Recorded data

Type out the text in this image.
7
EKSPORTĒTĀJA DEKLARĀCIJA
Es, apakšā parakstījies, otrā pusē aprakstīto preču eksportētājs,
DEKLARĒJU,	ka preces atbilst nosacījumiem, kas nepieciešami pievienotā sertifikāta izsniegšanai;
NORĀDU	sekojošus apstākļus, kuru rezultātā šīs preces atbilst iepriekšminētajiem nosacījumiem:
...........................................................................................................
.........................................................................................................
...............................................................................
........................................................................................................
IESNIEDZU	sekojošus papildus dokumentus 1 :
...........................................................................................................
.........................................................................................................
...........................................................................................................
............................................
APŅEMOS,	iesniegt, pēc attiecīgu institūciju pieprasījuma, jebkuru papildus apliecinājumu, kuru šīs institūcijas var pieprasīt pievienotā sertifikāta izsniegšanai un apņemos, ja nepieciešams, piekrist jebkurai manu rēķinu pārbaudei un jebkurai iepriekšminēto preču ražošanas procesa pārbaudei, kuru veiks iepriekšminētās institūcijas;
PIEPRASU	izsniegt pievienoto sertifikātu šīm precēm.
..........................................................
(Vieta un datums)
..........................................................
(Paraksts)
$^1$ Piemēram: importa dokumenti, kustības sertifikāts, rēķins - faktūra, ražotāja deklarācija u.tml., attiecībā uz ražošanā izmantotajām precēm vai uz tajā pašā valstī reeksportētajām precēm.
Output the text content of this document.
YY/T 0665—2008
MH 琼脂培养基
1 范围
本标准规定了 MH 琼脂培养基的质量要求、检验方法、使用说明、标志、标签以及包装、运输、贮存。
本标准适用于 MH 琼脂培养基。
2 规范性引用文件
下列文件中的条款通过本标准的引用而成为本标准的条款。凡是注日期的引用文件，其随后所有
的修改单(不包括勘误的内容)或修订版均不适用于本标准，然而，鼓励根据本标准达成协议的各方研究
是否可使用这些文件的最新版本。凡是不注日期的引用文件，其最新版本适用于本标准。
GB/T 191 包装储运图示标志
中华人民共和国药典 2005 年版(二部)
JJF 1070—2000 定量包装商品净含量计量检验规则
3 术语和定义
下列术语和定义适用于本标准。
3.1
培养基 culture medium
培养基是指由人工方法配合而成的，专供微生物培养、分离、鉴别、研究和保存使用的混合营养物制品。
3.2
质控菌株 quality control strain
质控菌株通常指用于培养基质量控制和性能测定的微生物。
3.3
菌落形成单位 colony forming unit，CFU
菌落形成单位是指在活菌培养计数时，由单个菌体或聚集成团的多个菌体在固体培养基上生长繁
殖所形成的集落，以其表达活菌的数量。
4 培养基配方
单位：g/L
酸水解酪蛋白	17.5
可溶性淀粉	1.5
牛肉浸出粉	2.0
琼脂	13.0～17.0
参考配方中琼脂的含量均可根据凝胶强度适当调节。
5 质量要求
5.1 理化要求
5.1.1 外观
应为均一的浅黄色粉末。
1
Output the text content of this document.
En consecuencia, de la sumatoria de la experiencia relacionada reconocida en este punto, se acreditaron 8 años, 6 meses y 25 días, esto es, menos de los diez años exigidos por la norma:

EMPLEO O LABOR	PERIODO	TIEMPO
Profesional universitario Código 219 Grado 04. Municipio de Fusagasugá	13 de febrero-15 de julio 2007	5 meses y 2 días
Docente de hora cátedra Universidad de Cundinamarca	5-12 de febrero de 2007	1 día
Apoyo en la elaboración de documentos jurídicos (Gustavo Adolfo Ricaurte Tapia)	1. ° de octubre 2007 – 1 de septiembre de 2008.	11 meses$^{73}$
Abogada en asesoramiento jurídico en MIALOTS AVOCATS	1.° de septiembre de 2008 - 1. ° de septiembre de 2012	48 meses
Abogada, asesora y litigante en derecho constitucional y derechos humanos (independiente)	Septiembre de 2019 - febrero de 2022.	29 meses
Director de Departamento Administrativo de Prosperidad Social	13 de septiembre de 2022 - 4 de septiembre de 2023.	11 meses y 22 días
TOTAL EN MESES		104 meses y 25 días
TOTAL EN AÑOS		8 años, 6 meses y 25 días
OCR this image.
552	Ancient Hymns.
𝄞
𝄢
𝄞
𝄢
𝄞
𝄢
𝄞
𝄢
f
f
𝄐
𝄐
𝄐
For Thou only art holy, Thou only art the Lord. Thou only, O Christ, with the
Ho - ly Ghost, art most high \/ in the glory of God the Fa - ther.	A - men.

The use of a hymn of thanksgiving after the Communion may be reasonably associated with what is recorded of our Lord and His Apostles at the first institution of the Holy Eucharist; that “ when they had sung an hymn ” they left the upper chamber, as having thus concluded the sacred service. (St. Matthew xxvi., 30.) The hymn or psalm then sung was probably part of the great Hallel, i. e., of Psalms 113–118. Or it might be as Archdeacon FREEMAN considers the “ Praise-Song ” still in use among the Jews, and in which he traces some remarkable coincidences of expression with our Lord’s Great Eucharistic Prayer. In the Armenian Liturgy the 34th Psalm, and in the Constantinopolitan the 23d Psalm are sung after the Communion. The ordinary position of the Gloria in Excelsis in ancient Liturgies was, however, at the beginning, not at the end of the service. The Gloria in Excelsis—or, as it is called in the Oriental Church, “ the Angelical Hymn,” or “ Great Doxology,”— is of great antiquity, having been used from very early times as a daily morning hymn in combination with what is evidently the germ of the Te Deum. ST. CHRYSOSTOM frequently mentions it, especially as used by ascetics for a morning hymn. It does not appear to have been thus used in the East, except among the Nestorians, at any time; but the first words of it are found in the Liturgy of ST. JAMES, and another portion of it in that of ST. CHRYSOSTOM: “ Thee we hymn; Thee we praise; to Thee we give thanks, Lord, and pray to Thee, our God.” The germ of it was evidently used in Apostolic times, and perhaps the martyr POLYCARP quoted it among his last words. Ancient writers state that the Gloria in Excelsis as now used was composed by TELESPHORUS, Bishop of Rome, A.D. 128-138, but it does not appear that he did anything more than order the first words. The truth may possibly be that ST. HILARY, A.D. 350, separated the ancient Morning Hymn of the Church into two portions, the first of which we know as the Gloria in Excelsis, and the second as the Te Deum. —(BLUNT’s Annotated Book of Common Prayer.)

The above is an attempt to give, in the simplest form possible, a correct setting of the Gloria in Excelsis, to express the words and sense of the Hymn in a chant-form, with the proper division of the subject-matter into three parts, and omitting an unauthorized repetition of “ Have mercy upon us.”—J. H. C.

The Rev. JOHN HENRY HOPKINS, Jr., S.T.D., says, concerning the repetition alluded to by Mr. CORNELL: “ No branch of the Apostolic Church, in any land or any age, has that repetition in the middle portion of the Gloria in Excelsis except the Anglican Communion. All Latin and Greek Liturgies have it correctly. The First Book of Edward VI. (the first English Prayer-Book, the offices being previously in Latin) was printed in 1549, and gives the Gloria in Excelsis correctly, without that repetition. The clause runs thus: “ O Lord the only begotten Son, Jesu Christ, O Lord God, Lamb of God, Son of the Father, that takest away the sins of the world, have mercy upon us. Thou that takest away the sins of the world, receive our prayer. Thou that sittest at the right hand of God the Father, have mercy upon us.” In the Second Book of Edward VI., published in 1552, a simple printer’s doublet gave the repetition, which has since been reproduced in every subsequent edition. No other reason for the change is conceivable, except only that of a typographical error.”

## The problem:
Where does the word "preču" appear in the listing? List each line that holds it.

## Task response:
Es, apakšā parakstījies, otrā pusē aprakstīto preču eksportētājs,
APŅEMOS,	iesniegt, pēc attiecīgu institūciju pieprasījuma, jebkuru papildus apliecinājumu, kuru šīs institūcijas var pieprasīt pievienotā sertifikāta izsniegšanai un apņemos, ja nepieciešams, piekrist jebkurai manu rēķinu pārbaudei un jebkurai iepriekšminēto preču ražošanas procesa pārbaudei, kuru veiks iepriekšminētās institūcijas;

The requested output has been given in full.